┌──
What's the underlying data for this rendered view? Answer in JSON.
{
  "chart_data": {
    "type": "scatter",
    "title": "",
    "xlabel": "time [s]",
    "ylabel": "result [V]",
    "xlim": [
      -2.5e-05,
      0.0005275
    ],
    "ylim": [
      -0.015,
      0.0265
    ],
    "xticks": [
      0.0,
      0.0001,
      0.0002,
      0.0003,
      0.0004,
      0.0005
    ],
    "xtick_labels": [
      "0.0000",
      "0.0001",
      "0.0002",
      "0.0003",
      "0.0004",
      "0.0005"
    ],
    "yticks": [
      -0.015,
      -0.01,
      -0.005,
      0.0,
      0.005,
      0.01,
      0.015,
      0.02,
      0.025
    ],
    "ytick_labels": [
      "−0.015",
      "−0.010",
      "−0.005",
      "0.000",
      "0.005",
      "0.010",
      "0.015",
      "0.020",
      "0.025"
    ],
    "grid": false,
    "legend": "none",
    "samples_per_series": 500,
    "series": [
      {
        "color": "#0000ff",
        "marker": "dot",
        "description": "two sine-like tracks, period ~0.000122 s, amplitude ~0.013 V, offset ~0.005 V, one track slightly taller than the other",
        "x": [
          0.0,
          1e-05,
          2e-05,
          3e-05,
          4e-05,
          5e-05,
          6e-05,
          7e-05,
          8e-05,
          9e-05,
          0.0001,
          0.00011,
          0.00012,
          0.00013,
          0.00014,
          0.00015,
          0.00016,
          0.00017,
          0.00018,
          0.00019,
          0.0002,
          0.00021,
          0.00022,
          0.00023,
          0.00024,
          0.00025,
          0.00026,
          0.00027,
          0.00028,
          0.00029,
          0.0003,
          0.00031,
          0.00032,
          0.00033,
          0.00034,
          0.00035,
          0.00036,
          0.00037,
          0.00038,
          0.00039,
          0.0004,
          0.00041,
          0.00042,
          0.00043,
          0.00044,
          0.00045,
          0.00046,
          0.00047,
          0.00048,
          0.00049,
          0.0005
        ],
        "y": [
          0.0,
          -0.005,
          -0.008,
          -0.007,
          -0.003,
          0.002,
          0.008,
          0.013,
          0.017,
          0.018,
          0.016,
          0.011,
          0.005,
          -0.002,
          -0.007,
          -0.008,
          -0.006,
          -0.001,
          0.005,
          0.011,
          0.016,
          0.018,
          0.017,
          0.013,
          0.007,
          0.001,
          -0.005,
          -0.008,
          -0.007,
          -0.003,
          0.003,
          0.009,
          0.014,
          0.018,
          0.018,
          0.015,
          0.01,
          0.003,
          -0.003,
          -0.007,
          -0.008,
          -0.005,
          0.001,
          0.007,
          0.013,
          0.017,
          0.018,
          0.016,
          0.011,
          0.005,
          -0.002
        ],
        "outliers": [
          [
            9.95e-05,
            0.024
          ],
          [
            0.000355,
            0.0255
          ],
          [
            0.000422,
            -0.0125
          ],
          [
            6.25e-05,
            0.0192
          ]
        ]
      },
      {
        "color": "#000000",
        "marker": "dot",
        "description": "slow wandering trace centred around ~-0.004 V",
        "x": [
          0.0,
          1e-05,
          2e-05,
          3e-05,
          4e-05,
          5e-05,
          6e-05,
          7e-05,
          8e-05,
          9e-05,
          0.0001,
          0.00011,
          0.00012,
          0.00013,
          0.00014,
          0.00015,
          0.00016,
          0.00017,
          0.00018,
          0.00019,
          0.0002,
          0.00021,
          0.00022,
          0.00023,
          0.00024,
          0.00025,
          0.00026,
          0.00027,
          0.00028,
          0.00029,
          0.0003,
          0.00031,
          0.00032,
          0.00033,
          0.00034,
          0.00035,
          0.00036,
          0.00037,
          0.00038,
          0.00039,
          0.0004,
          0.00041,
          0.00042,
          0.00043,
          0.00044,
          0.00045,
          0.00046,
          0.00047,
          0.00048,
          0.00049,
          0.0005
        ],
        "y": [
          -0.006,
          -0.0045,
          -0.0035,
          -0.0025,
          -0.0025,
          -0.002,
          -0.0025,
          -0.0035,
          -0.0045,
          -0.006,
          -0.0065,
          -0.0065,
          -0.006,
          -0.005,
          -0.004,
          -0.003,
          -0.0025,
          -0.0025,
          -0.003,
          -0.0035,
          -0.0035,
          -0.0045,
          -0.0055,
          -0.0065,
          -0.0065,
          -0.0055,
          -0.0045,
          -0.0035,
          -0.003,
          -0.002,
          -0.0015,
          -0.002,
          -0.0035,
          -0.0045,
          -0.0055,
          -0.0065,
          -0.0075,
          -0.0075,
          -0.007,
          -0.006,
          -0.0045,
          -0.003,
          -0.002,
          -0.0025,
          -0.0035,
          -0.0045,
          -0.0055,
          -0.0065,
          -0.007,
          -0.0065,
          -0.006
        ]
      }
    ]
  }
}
└──
STATED PROBLEM. Write all of the records out again exactly.

SOLUTION FOR THIS PROBLEM.
What's the underlying data for this rendered view? Answer in JSON.
{
  "chart_data": {
    "type": "scatter",
    "title": "",
    "xlabel": "time [s]",
    "ylabel": "result [V]",
    "xlim": [
      -2.5e-05,
      0.0005275
    ],
    "ylim": [
      -0.015,
      0.0265
    ],
    "xticks": [
      0.0,
      0.0001,
      0.0002,
      0.0003,
      0.0004,
      0.0005
    ],
    "xtick_labels": [
      "0.0000",
      "0.0001",
      "0.0002",
      "0.0003",
      "0.0004",
      "0.0005"
    ],
    "yticks": [
      -0.015,
      -0.01,
      -0.005,
      0.0,
      0.005,
      0.01,
      0.015,
      0.02,
      0.025
    ],
    "ytick_labels": [
      "−0.015",
      "−0.010",
      "−0.005",
      "0.000",
      "0.005",
      "0.010",
      "0.015",
      "0.020",
      "0.025"
    ],
    "grid": false,
    "legend": "none",
    "samples_per_series": 500,
    "series": [
      {
        "color": "#0000ff",
        "marker": "dot",
        "description": "two sine-like tracks, period ~0.000122 s, amplitude ~0.013 V, offset ~0.005 V, one track slightly taller than the other",
        "x": [
          0.0,
          1e-05,
          2e-05,
          3e-05,
          4e-05,
          5e-05,
          6e-05,
          7e-05,
          8e-05,
          9e-05,
          0.0001,
          0.00011,
          0.00012,
          0.00013,
          0.00014,
          0.00015,
          0.00016,
          0.00017,
          0.00018,
          0.00019,
          0.0002,
          0.00021,
          0.00022,
          0.00023,
          0.00024,
          0.00025,
          0.00026,
          0.00027,
          0.00028,
          0.00029,
          0.0003,
          0.00031,
          0.00032,
          0.00033,
          0.00034,
          0.00035,
          0.00036,
          0.00037,
          0.00038,
          0.00039,
          0.0004,
          0.00041,
          0.00042,
          0.00043,
          0.00044,
          0.00045,
          0.00046,
          0.00047,
          0.00048,
          0.00049,
          0.0005
        ],
        "y": [
          0.0,
          -0.005,
          -0.008,
          -0.007,
          -0.003,
          0.002,
          0.008,
          0.013,
          0.017,
          0.018,
          0.016,
          0.011,
          0.005,
          -0.002,
          -0.007,
          -0.008,
          -0.006,
          -0.001,
          0.005,
          0.011,
          0.016,
          0.018,
          0.017,
          0.013,
          0.007,
          0.001,
          -0.005,
          -0.008,
          -0.007,
          -0.003,
          0.003,
          0.009,
          0.014,
          0.018,
          0.018,
          0.015,
          0.01,
          0.003,
          -0.003,
          -0.007,
          -0.008,
          -0.005,
          0.001,
          0.007,
          0.013,
          0.017,
          0.018,
          0.016,
          0.011,
          0.005,
          -0.002
        ],
        "outliers": [
          [
            9.95e-05,
            0.024
          ],
          [
            0.000355,
            0.0255
          ],
          [
            0.000422,
            -0.0125
          ],
          [
            6.25e-05,
            0.0192
          ]
        ]
      },
      {
        "color": "#000000",
        "marker": "dot",
        "description": "slow wandering trace centred around ~-0.004 V",
        "x": [
          0.0,
          1e-05,
          2e-05,
          3e-05,
          4e-05,
          5e-05,
          6e-05,
          7e-05,
          8e-05,
          9e-05,
          0.0001,
          0.00011,
          0.00012,
          0.00013,
          0.00014,
          0.00015,
          0.00016,
          0.00017,
          0.00018,
          0.00019,
          0.0002,
          0.00021,
          0.00022,
          0.00023,
          0.00024,
          0.00025,
          0.00026,
          0.00027,
          0.00028,
          0.00029,
          0.0003,
          0.00031,
          0.00032,
          0.00033,
          0.00034,
          0.00035,
          0.00036,
          0.00037,
          0.00038,
          0.00039,
          0.0004,
          0.00041,
          0.00042,
          0.00043,
          0.00044,
          0.00045,
          0.00046,
          0.00047,
          0.00048,
          0.00049,
          0.0005
        ],
        "y": [
          -0.006,
          -0.0045,
          -0.0035,
          -0.0025,
          -0.0025,
          -0.002,
          -0.0025,
          -0.0035,
          -0.0045,
          -0.006,
          -0.0065,
          -0.0065,
          -0.006,
          -0.005,
          -0.004,
          -0.003,
          -0.0025,
          -0.0025,
          -0.003,
          -0.0035,
          -0.0035,
          -0.0045,
          -0.0055,
          -0.0065,
          -0.0065,
          -0.0055,
          -0.0045,
          -0.0035,
          -0.003,
          -0.002,
          -0.0015,
          -0.002,
          -0.0035,
          -0.0045,
          -0.0055,
          -0.0065,
          -0.0075,
          -0.0075,
          -0.007,
          -0.006,
          -0.0045,
          -0.003,
          -0.002,
          -0.0025,
          -0.0035,
          -0.0045,
          -0.0055,
          -0.0065,
          -0.007,
          -0.0065,
          -0.006
        ]
      }
    ]
  }
}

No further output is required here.